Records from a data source
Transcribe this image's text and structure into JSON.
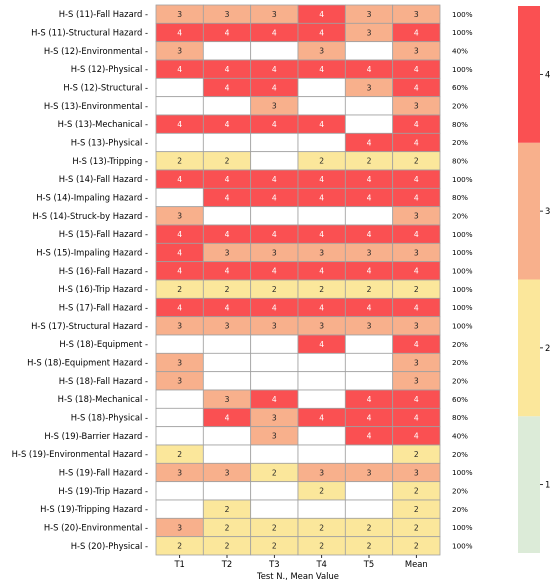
{
  "chart_data": {
    "type": "heatmap",
    "xlabel": "Test N., Mean Value",
    "columns": [
      "T1",
      "T2",
      "T3",
      "T4",
      "T5",
      "Mean"
    ],
    "rows": [
      {
        "label": "H-S (11)-Fall Hazard",
        "values": [
          3,
          3,
          3,
          4,
          3,
          3
        ],
        "pct": "100%"
      },
      {
        "label": "H-S (11)-Structural Hazard",
        "values": [
          4,
          4,
          4,
          4,
          3,
          4
        ],
        "pct": "100%"
      },
      {
        "label": "H-S (12)-Environmental",
        "values": [
          3,
          null,
          null,
          3,
          null,
          3
        ],
        "pct": "40%"
      },
      {
        "label": "H-S (12)-Physical",
        "values": [
          4,
          4,
          4,
          4,
          4,
          4
        ],
        "pct": "100%"
      },
      {
        "label": "H-S (12)-Structural",
        "values": [
          null,
          4,
          4,
          null,
          3,
          4
        ],
        "pct": "60%"
      },
      {
        "label": "H-S (13)-Environmental",
        "values": [
          null,
          null,
          3,
          null,
          null,
          3
        ],
        "pct": "20%"
      },
      {
        "label": "H-S (13)-Mechanical",
        "values": [
          4,
          4,
          4,
          4,
          null,
          4
        ],
        "pct": "80%"
      },
      {
        "label": "H-S (13)-Physical",
        "values": [
          null,
          null,
          null,
          null,
          4,
          4
        ],
        "pct": "20%"
      },
      {
        "label": "H-S (13)-Tripping",
        "values": [
          2,
          2,
          null,
          2,
          2,
          2
        ],
        "pct": "80%"
      },
      {
        "label": "H-S (14)-Fall Hazard",
        "values": [
          4,
          4,
          4,
          4,
          4,
          4
        ],
        "pct": "100%"
      },
      {
        "label": "H-S (14)-Impaling Hazard",
        "values": [
          null,
          4,
          4,
          4,
          4,
          4
        ],
        "pct": "80%"
      },
      {
        "label": "H-S (14)-Struck-by Hazard",
        "values": [
          3,
          null,
          null,
          null,
          null,
          3
        ],
        "pct": "20%"
      },
      {
        "label": "H-S (15)-Fall Hazard",
        "values": [
          4,
          4,
          4,
          4,
          4,
          4
        ],
        "pct": "100%"
      },
      {
        "label": "H-S (15)-Impaling Hazard",
        "values": [
          4,
          3,
          3,
          3,
          3,
          3
        ],
        "pct": "100%"
      },
      {
        "label": "H-S (16)-Fall Hazard",
        "values": [
          4,
          4,
          4,
          4,
          4,
          4
        ],
        "pct": "100%"
      },
      {
        "label": "H-S (16)-Trip Hazard",
        "values": [
          2,
          2,
          2,
          2,
          2,
          2
        ],
        "pct": "100%"
      },
      {
        "label": "H-S (17)-Fall Hazard",
        "values": [
          4,
          4,
          4,
          4,
          4,
          4
        ],
        "pct": "100%"
      },
      {
        "label": "H-S (17)-Structural Hazard",
        "values": [
          3,
          3,
          3,
          3,
          3,
          3
        ],
        "pct": "100%"
      },
      {
        "label": "H-S (18)-Equipment",
        "values": [
          null,
          null,
          null,
          4,
          null,
          4
        ],
        "pct": "20%"
      },
      {
        "label": "H-S (18)-Equipment Hazard",
        "values": [
          3,
          null,
          null,
          null,
          null,
          3
        ],
        "pct": "20%"
      },
      {
        "label": "H-S (18)-Fall Hazard",
        "values": [
          3,
          null,
          null,
          null,
          null,
          3
        ],
        "pct": "20%"
      },
      {
        "label": "H-S (18)-Mechanical",
        "values": [
          null,
          3,
          4,
          null,
          4,
          4
        ],
        "pct": "60%"
      },
      {
        "label": "H-S (18)-Physical",
        "values": [
          null,
          4,
          3,
          4,
          4,
          4
        ],
        "pct": "80%"
      },
      {
        "label": "H-S (19)-Barrier Hazard",
        "values": [
          null,
          null,
          3,
          null,
          4,
          4
        ],
        "pct": "40%"
      },
      {
        "label": "H-S (19)-Environmental Hazard",
        "values": [
          2,
          null,
          null,
          null,
          null,
          2
        ],
        "pct": "20%"
      },
      {
        "label": "H-S (19)-Fall Hazard",
        "values": [
          3,
          3,
          2,
          3,
          3,
          3
        ],
        "pct": "100%"
      },
      {
        "label": "H-S (19)-Trip Hazard",
        "values": [
          null,
          null,
          null,
          2,
          null,
          2
        ],
        "pct": "20%"
      },
      {
        "label": "H-S (19)-Tripping Hazard",
        "values": [
          null,
          2,
          null,
          null,
          null,
          2
        ],
        "pct": "20%"
      },
      {
        "label": "H-S (20)-Environmental",
        "values": [
          3,
          2,
          2,
          2,
          2,
          2
        ],
        "pct": "100%"
      },
      {
        "label": "H-S (20)-Physical",
        "values": [
          2,
          2,
          2,
          2,
          2,
          2
        ],
        "pct": "100%"
      }
    ],
    "colorbar": {
      "ticks": [
        1,
        2,
        3,
        4
      ],
      "range": [
        0.5,
        4.5
      ],
      "colors": {
        "1": "#dcebd8",
        "2": "#fbe79b",
        "3": "#f8b08c",
        "4": "#fa5052"
      }
    },
    "empty_cell_color": "#ffffff",
    "grid_color": "#a0a0a0"
  }
}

» Exercise prompt
Tally the lines of the listing in which the word "Fall" occurs, and state the total alone.

» Full answer
7